Written problem –
Search the entries below. Return every line that has "reposts" in it.

Records for this task –
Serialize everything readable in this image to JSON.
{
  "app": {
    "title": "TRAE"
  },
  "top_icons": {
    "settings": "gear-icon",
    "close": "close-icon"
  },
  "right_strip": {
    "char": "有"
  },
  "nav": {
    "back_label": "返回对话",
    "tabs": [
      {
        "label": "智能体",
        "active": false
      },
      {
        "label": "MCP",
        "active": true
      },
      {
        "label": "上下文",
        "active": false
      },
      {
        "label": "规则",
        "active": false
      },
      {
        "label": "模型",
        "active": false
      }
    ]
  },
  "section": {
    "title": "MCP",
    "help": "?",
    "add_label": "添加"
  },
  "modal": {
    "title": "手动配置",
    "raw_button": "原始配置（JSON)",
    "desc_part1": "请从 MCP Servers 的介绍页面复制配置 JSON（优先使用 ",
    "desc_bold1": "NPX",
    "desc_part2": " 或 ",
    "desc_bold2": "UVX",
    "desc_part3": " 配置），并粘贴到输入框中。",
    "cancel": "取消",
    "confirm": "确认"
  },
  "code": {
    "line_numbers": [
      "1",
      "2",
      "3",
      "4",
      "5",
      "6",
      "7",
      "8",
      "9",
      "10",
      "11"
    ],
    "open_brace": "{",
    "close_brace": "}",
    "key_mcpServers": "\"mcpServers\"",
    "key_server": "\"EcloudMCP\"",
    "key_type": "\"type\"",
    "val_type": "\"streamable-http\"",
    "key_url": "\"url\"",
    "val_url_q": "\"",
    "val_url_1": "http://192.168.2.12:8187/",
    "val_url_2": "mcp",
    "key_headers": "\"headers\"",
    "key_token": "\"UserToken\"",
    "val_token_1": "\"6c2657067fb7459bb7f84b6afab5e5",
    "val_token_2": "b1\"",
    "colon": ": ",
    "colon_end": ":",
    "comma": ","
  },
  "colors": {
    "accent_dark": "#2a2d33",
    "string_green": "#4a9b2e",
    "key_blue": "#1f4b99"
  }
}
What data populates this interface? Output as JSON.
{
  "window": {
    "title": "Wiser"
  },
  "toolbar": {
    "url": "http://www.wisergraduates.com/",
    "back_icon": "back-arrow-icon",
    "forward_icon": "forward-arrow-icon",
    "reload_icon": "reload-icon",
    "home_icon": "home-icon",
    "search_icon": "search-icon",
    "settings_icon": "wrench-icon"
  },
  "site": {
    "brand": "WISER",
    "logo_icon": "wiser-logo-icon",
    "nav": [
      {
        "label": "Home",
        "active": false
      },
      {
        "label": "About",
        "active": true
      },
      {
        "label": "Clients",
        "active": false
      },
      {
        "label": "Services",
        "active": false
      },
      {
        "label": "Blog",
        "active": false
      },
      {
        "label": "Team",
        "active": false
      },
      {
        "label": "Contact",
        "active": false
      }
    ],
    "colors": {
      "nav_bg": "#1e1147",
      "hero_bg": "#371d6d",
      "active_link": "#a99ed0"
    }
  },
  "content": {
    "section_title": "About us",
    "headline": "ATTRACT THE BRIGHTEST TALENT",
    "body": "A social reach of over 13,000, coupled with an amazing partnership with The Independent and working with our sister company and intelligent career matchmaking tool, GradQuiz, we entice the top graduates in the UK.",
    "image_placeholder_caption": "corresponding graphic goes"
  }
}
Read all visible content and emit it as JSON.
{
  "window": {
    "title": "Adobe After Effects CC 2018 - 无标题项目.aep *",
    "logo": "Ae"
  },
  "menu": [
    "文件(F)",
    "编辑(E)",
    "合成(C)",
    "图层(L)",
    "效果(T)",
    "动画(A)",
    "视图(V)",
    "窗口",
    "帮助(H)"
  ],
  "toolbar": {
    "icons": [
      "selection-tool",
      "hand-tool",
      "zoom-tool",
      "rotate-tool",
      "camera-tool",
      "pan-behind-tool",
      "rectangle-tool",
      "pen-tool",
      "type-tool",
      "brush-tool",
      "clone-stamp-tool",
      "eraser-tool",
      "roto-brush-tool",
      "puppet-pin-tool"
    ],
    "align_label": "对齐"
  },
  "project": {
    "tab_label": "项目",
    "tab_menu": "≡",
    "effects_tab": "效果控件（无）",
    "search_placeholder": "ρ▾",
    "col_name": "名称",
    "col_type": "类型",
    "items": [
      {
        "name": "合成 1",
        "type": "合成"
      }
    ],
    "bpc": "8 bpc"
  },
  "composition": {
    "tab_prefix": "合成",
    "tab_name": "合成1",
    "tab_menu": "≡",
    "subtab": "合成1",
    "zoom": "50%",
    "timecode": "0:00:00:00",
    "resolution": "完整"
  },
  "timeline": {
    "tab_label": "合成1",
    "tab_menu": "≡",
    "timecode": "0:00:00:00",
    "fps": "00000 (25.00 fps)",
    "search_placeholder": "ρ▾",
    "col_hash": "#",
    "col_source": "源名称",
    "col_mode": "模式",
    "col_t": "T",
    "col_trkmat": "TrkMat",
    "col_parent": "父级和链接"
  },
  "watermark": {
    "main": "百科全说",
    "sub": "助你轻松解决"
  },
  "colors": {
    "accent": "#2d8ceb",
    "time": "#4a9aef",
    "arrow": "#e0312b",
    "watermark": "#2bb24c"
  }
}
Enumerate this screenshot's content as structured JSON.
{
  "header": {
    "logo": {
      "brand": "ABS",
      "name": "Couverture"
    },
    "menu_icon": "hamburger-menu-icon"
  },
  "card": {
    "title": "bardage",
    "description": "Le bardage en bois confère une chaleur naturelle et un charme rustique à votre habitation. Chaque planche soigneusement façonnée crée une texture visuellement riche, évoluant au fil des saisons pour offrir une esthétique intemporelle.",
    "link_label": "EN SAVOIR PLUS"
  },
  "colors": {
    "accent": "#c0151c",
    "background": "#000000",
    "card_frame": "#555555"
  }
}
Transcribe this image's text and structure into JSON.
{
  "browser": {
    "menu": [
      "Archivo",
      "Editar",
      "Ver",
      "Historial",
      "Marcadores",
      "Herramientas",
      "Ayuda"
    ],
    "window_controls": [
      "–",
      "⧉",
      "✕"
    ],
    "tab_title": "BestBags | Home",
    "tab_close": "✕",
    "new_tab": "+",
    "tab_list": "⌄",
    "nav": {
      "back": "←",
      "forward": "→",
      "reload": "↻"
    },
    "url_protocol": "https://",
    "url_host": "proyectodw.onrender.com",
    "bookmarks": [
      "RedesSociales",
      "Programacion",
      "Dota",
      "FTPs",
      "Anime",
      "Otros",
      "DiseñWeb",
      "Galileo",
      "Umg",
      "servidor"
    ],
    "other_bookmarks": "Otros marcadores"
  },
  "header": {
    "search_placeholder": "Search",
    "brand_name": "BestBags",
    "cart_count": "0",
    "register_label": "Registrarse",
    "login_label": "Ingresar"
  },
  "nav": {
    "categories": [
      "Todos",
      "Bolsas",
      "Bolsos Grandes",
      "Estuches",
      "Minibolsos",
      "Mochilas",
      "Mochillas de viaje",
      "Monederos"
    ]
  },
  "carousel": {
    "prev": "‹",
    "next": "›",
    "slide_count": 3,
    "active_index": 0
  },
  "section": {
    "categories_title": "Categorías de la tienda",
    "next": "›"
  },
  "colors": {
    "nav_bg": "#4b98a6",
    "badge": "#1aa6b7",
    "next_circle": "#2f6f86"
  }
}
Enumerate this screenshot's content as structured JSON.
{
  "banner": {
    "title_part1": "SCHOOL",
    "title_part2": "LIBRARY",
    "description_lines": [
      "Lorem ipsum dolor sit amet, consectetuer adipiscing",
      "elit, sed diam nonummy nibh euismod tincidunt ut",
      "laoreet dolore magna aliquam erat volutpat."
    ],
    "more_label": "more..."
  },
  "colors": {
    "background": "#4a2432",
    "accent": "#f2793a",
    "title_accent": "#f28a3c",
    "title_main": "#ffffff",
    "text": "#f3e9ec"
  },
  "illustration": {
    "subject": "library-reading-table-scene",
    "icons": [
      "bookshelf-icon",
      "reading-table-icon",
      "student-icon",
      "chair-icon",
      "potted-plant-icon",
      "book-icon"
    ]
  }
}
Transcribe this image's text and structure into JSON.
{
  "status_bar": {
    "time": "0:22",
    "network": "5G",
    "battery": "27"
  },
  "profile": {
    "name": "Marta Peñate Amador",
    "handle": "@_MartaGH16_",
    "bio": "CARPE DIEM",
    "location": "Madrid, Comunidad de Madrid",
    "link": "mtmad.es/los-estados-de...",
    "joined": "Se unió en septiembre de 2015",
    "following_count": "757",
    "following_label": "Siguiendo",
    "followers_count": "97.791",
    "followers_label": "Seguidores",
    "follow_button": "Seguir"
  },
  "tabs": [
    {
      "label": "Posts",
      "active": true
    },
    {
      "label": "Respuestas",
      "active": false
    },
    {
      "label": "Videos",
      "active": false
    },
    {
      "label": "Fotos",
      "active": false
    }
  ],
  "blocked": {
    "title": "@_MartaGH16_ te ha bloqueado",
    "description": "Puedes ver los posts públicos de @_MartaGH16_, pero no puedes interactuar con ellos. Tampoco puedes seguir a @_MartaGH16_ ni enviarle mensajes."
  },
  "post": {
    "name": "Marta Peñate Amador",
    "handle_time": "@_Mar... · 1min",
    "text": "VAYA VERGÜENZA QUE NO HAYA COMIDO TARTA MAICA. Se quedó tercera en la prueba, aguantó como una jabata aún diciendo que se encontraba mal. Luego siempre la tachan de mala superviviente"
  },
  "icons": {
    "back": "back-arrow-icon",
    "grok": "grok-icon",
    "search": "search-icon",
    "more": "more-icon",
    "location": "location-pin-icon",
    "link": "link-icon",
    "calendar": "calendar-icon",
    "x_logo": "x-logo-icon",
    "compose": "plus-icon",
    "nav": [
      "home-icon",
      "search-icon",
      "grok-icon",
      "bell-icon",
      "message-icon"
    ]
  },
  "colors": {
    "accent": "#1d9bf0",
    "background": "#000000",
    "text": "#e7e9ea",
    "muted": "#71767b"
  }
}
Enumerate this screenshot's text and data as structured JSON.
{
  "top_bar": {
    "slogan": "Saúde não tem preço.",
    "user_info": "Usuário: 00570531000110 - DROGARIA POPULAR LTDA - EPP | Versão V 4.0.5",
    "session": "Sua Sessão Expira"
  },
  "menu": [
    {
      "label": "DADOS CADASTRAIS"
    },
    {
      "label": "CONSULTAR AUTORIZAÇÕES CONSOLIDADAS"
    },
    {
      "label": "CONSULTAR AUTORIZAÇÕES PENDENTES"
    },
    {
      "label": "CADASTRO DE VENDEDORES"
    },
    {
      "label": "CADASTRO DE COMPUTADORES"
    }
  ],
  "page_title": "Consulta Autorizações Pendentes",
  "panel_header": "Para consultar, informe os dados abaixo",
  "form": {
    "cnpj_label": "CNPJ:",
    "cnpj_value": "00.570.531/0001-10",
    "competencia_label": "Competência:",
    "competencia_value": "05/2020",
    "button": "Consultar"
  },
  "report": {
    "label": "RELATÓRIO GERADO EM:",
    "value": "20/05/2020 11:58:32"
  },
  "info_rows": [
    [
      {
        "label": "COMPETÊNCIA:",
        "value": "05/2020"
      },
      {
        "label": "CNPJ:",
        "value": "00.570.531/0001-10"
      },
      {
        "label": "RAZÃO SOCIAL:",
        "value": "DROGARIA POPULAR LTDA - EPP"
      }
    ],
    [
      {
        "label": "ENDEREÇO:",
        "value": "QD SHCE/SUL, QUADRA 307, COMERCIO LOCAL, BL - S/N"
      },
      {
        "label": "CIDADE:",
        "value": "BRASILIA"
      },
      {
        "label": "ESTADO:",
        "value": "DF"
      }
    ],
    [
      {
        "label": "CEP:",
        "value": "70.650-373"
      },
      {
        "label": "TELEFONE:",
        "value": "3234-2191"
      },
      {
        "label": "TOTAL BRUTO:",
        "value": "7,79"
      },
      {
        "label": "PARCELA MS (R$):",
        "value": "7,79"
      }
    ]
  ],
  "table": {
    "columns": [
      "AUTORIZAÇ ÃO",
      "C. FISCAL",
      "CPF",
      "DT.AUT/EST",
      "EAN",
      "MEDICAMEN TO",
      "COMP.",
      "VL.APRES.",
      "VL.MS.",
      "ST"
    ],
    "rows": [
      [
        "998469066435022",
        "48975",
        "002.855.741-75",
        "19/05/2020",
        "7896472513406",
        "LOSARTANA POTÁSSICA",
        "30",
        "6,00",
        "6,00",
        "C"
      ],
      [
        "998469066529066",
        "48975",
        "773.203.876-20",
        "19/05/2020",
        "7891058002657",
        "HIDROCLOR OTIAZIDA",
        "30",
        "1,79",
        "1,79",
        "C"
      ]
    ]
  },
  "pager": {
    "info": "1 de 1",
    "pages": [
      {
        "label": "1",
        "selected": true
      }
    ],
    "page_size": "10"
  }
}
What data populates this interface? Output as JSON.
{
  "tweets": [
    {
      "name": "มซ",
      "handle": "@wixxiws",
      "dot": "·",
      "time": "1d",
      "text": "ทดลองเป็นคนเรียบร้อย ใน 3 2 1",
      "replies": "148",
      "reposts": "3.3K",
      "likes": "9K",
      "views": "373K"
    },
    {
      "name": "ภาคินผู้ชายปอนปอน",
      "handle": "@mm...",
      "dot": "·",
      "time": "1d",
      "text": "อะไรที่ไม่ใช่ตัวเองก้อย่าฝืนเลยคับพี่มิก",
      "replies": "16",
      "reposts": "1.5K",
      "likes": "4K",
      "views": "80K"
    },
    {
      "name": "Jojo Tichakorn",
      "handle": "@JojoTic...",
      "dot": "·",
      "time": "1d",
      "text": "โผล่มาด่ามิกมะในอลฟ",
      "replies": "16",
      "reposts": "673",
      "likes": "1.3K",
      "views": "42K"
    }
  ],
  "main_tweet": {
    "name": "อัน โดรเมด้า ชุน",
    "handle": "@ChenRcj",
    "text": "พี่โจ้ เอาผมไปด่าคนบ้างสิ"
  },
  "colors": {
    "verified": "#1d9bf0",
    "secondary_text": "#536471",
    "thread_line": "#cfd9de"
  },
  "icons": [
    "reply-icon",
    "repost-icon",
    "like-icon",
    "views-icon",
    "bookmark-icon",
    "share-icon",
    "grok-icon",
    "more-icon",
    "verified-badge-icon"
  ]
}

Solution –
      "reposts": "3.3K",
      "reposts": "1.5K",
      "reposts": "673",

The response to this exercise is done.